• **Required task**
Repeat the entire listing exactly as written.

....

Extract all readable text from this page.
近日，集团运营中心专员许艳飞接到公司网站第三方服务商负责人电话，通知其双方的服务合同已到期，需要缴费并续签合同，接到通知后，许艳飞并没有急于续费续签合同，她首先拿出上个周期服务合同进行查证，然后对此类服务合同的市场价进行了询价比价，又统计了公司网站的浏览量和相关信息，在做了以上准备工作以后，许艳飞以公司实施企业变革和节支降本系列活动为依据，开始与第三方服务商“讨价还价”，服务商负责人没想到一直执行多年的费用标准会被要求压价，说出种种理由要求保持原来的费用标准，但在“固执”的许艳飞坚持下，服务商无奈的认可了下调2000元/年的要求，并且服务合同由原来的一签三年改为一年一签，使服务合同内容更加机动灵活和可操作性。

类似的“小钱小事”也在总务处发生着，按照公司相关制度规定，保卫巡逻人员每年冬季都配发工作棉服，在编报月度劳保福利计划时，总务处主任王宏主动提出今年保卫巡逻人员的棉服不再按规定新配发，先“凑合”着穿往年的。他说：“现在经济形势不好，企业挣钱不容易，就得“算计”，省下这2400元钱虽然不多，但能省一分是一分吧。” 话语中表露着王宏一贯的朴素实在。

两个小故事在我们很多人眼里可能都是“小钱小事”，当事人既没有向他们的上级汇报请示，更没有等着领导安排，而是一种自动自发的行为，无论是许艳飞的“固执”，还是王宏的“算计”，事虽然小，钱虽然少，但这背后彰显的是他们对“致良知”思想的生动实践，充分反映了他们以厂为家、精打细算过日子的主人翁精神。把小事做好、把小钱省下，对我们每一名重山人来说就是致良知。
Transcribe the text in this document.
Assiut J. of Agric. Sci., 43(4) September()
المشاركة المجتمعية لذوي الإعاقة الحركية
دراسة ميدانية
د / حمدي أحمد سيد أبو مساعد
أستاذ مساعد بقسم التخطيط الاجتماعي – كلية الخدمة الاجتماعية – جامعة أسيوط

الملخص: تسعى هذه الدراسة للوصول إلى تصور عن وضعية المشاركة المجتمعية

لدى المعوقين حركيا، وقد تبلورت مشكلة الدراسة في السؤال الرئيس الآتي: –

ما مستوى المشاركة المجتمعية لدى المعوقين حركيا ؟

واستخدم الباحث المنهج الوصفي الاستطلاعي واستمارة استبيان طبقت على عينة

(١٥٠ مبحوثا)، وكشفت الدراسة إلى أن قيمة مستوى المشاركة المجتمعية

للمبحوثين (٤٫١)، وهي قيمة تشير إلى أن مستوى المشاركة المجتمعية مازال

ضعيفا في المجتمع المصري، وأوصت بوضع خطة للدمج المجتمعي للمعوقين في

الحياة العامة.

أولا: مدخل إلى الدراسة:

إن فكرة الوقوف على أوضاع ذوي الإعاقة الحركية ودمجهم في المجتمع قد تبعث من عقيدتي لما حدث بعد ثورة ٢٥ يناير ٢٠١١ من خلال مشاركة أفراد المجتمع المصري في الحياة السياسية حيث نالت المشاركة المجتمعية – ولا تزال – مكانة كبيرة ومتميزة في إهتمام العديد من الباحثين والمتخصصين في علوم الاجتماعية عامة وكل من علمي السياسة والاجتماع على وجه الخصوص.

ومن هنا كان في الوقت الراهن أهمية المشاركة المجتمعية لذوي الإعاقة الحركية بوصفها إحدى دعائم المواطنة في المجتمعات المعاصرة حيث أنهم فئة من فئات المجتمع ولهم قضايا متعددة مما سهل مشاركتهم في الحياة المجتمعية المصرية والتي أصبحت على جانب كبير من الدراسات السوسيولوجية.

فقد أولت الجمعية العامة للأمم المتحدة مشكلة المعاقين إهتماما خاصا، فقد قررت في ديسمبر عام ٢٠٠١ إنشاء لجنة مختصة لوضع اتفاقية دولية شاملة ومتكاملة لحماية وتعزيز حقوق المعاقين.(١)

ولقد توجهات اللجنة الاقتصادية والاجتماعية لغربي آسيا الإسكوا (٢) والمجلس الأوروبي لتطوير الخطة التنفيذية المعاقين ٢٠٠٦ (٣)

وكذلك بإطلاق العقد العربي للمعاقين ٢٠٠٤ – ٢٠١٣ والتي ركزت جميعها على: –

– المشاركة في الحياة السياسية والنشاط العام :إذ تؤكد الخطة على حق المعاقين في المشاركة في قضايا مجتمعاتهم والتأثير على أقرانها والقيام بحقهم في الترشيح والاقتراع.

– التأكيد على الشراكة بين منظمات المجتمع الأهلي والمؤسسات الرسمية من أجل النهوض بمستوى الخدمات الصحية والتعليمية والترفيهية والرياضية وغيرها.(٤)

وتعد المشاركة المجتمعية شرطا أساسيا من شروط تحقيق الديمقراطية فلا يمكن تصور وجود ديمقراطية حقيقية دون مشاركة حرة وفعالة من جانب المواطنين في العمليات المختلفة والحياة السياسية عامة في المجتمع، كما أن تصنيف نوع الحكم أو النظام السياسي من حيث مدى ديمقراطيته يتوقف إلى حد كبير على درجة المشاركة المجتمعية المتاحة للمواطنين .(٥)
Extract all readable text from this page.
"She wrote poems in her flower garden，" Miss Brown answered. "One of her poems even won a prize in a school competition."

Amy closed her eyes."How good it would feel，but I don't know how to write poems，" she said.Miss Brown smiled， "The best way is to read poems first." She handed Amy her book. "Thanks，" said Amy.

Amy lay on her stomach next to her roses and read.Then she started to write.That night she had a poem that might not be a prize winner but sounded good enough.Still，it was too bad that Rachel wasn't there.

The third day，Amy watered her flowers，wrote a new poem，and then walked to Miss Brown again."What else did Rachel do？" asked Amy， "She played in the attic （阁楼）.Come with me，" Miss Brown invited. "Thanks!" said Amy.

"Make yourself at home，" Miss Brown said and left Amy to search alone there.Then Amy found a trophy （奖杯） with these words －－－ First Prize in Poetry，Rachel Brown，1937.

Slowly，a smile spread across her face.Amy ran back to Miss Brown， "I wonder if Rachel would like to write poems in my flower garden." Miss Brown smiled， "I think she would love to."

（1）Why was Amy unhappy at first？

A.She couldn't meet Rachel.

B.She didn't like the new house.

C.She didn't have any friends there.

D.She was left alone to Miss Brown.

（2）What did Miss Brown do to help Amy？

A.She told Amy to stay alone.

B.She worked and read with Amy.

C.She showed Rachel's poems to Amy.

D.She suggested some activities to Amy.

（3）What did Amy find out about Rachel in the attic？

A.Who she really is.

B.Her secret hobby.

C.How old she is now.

....

• **Solution to the problem**
Extract all readable text from this page.
近日，集团运营中心专员许艳飞接到公司网站第三方服务商负责人电话，通知其双方的服务合同已到期，需要缴费并续签合同，接到通知后，许艳飞并没有急于续费续签合同，她首先拿出上个周期服务合同进行查证，然后对此类服务合同的市场价进行了询价比价，又统计了公司网站的浏览量和相关信息，在做了以上准备工作以后，许艳飞以公司实施企业变革和节支降本系列活动为依据，开始与第三方服务商“讨价还价”，服务商负责人没想到一直执行多年的费用标准会被要求压价，说出种种理由要求保持原来的费用标准，但在“固执”的许艳飞坚持下，服务商无奈的认可了下调2000元/年的要求，并且服务合同由原来的一签三年改为一年一签，使服务合同内容更加机动灵活和可操作性。

类似的“小钱小事”也在总务处发生着，按照公司相关制度规定，保卫巡逻人员每年冬季都配发工作棉服，在编报月度劳保福利计划时，总务处主任王宏主动提出今年保卫巡逻人员的棉服不再按规定新配发，先“凑合”着穿往年的。他说：“现在经济形势不好，企业挣钱不容易，就得“算计”，省下这2400元钱虽然不多，但能省一分是一分吧。” 话语中表露着王宏一贯的朴素实在。

两个小故事在我们很多人眼里可能都是“小钱小事”，当事人既没有向他们的上级汇报请示，更没有等着领导安排，而是一种自动自发的行为，无论是许艳飞的“固执”，还是王宏的“算计”，事虽然小，钱虽然少，但这背后彰显的是他们对“致良知”思想的生动实践，充分反映了他们以厂为家、精打细算过日子的主人翁精神。把小事做好、把小钱省下，对我们每一名重山人来说就是致良知。
Transcribe the text in this document.
Assiut J. of Agric. Sci., 43(4) September()
المشاركة المجتمعية لذوي الإعاقة الحركية
دراسة ميدانية
د / حمدي أحمد سيد أبو مساعد
أستاذ مساعد بقسم التخطيط الاجتماعي – كلية الخدمة الاجتماعية – جامعة أسيوط

الملخص: تسعى هذه الدراسة للوصول إلى تصور عن وضعية المشاركة المجتمعية

لدى المعوقين حركيا، وقد تبلورت مشكلة الدراسة في السؤال الرئيس الآتي: –

ما مستوى المشاركة المجتمعية لدى المعوقين حركيا ؟

واستخدم الباحث المنهج الوصفي الاستطلاعي واستمارة استبيان طبقت على عينة

(١٥٠ مبحوثا)، وكشفت الدراسة إلى أن قيمة مستوى المشاركة المجتمعية

للمبحوثين (٤٫١)، وهي قيمة تشير إلى أن مستوى المشاركة المجتمعية مازال

ضعيفا في المجتمع المصري، وأوصت بوضع خطة للدمج المجتمعي للمعوقين في

الحياة العامة.

أولا: مدخل إلى الدراسة:

إن فكرة الوقوف على أوضاع ذوي الإعاقة الحركية ودمجهم في المجتمع قد تبعث من عقيدتي لما حدث بعد ثورة ٢٥ يناير ٢٠١١ من خلال مشاركة أفراد المجتمع المصري في الحياة السياسية حيث نالت المشاركة المجتمعية – ولا تزال – مكانة كبيرة ومتميزة في إهتمام العديد من الباحثين والمتخصصين في علوم الاجتماعية عامة وكل من علمي السياسة والاجتماع على وجه الخصوص.

ومن هنا كان في الوقت الراهن أهمية المشاركة المجتمعية لذوي الإعاقة الحركية بوصفها إحدى دعائم المواطنة في المجتمعات المعاصرة حيث أنهم فئة من فئات المجتمع ولهم قضايا متعددة مما سهل مشاركتهم في الحياة المجتمعية المصرية والتي أصبحت على جانب كبير من الدراسات السوسيولوجية.

فقد أولت الجمعية العامة للأمم المتحدة مشكلة المعاقين إهتماما خاصا، فقد قررت في ديسمبر عام ٢٠٠١ إنشاء لجنة مختصة لوضع اتفاقية دولية شاملة ومتكاملة لحماية وتعزيز حقوق المعاقين.(١)

ولقد توجهات اللجنة الاقتصادية والاجتماعية لغربي آسيا الإسكوا (٢) والمجلس الأوروبي لتطوير الخطة التنفيذية المعاقين ٢٠٠٦ (٣)

وكذلك بإطلاق العقد العربي للمعاقين ٢٠٠٤ – ٢٠١٣ والتي ركزت جميعها على: –

– المشاركة في الحياة السياسية والنشاط العام :إذ تؤكد الخطة على حق المعاقين في المشاركة في قضايا مجتمعاتهم والتأثير على أقرانها والقيام بحقهم في الترشيح والاقتراع.

– التأكيد على الشراكة بين منظمات المجتمع الأهلي والمؤسسات الرسمية من أجل النهوض بمستوى الخدمات الصحية والتعليمية والترفيهية والرياضية وغيرها.(٤)

وتعد المشاركة المجتمعية شرطا أساسيا من شروط تحقيق الديمقراطية فلا يمكن تصور وجود ديمقراطية حقيقية دون مشاركة حرة وفعالة من جانب المواطنين في العمليات المختلفة والحياة السياسية عامة في المجتمع، كما أن تصنيف نوع الحكم أو النظام السياسي من حيث مدى ديمقراطيته يتوقف إلى حد كبير على درجة المشاركة المجتمعية المتاحة للمواطنين .(٥)
Extract all readable text from this page.
"She wrote poems in her flower garden，" Miss Brown answered. "One of her poems even won a prize in a school competition."

Amy closed her eyes."How good it would feel，but I don't know how to write poems，" she said.Miss Brown smiled， "The best way is to read poems first." She handed Amy her book. "Thanks，" said Amy.

Amy lay on her stomach next to her roses and read.Then she started to write.That night she had a poem that might not be a prize winner but sounded good enough.Still，it was too bad that Rachel wasn't there.

The third day，Amy watered her flowers，wrote a new poem，and then walked to Miss Brown again."What else did Rachel do？" asked Amy， "She played in the attic （阁楼）.Come with me，" Miss Brown invited. "Thanks!" said Amy.

"Make yourself at home，" Miss Brown said and left Amy to search alone there.Then Amy found a trophy （奖杯） with these words －－－ First Prize in Poetry，Rachel Brown，1937.

Slowly，a smile spread across her face.Amy ran back to Miss Brown， "I wonder if Rachel would like to write poems in my flower garden." Miss Brown smiled， "I think she would love to."

（1）Why was Amy unhappy at first？

A.She couldn't meet Rachel.

B.She didn't like the new house.

C.She didn't have any friends there.

D.She was left alone to Miss Brown.

（2）What did Miss Brown do to help Amy？

A.She told Amy to stay alone.

B.She worked and read with Amy.

C.She showed Rachel's poems to Amy.

D.She suggested some activities to Amy.

（3）What did Amy find out about Rachel in the attic？

A.Who she really is.

B.Her secret hobby.

C.How old she is now.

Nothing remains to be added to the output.